PROVIDED ENTRIES ->
** Begin **

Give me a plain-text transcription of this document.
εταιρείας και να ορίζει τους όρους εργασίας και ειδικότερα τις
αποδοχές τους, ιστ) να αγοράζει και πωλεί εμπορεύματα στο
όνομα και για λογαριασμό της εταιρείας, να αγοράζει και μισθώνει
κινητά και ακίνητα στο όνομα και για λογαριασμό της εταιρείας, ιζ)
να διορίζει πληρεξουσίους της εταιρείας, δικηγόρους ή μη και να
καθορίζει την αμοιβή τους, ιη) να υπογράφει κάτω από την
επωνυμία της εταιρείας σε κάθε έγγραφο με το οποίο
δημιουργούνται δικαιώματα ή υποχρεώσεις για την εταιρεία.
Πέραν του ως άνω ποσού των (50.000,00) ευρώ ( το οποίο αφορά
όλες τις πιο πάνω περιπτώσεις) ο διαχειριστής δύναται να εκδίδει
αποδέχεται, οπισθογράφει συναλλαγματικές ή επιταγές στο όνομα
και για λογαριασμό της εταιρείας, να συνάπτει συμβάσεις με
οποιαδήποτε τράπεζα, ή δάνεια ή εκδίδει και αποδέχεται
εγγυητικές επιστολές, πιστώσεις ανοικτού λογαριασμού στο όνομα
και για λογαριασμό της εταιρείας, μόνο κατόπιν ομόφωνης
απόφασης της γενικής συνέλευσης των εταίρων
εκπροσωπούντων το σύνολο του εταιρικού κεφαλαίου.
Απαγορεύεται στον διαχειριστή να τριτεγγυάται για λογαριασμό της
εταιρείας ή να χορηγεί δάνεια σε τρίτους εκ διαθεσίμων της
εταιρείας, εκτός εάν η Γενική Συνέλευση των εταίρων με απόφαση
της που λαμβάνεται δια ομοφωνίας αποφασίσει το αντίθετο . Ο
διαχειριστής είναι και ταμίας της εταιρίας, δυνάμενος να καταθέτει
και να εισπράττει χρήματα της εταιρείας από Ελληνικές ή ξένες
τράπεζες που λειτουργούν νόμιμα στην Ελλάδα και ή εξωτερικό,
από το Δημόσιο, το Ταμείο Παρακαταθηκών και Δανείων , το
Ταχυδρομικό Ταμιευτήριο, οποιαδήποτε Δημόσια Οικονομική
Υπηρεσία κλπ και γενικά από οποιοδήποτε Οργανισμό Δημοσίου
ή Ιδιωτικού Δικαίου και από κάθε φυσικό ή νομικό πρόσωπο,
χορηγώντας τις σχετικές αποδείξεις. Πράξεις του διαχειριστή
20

** End **

STATED EXERCISE ->
Repeat every line of the records above exactly.

FULL ANSWER ->
Give me a plain-text transcription of this document.
εταιρείας και να ορίζει τους όρους εργασίας και ειδικότερα τις
αποδοχές τους, ιστ) να αγοράζει και πωλεί εμπορεύματα στο
όνομα και για λογαριασμό της εταιρείας, να αγοράζει και μισθώνει
κινητά και ακίνητα στο όνομα και για λογαριασμό της εταιρείας, ιζ)
να διορίζει πληρεξουσίους της εταιρείας, δικηγόρους ή μη και να
καθορίζει την αμοιβή τους, ιη) να υπογράφει κάτω από την
επωνυμία της εταιρείας σε κάθε έγγραφο με το οποίο
δημιουργούνται δικαιώματα ή υποχρεώσεις για την εταιρεία.
Πέραν του ως άνω ποσού των (50.000,00) ευρώ ( το οποίο αφορά
όλες τις πιο πάνω περιπτώσεις) ο διαχειριστής δύναται να εκδίδει
αποδέχεται, οπισθογράφει συναλλαγματικές ή επιταγές στο όνομα
και για λογαριασμό της εταιρείας, να συνάπτει συμβάσεις με
οποιαδήποτε τράπεζα, ή δάνεια ή εκδίδει και αποδέχεται
εγγυητικές επιστολές, πιστώσεις ανοικτού λογαριασμού στο όνομα
και για λογαριασμό της εταιρείας, μόνο κατόπιν ομόφωνης
απόφασης της γενικής συνέλευσης των εταίρων
εκπροσωπούντων το σύνολο του εταιρικού κεφαλαίου.
Απαγορεύεται στον διαχειριστή να τριτεγγυάται για λογαριασμό της
εταιρείας ή να χορηγεί δάνεια σε τρίτους εκ διαθεσίμων της
εταιρείας, εκτός εάν η Γενική Συνέλευση των εταίρων με απόφαση
της που λαμβάνεται δια ομοφωνίας αποφασίσει το αντίθετο . Ο
διαχειριστής είναι και ταμίας της εταιρίας, δυνάμενος να καταθέτει
και να εισπράττει χρήματα της εταιρείας από Ελληνικές ή ξένες
τράπεζες που λειτουργούν νόμιμα στην Ελλάδα και ή εξωτερικό,
από το Δημόσιο, το Ταμείο Παρακαταθηκών και Δανείων , το
Ταχυδρομικό Ταμιευτήριο, οποιαδήποτε Δημόσια Οικονομική
Υπηρεσία κλπ και γενικά από οποιοδήποτε Οργανισμό Δημοσίου
ή Ιδιωτικού Δικαίου και από κάθε φυσικό ή νομικό πρόσωπο,
χορηγώντας τις σχετικές αποδείξεις. Πράξεις του διαχειριστή
20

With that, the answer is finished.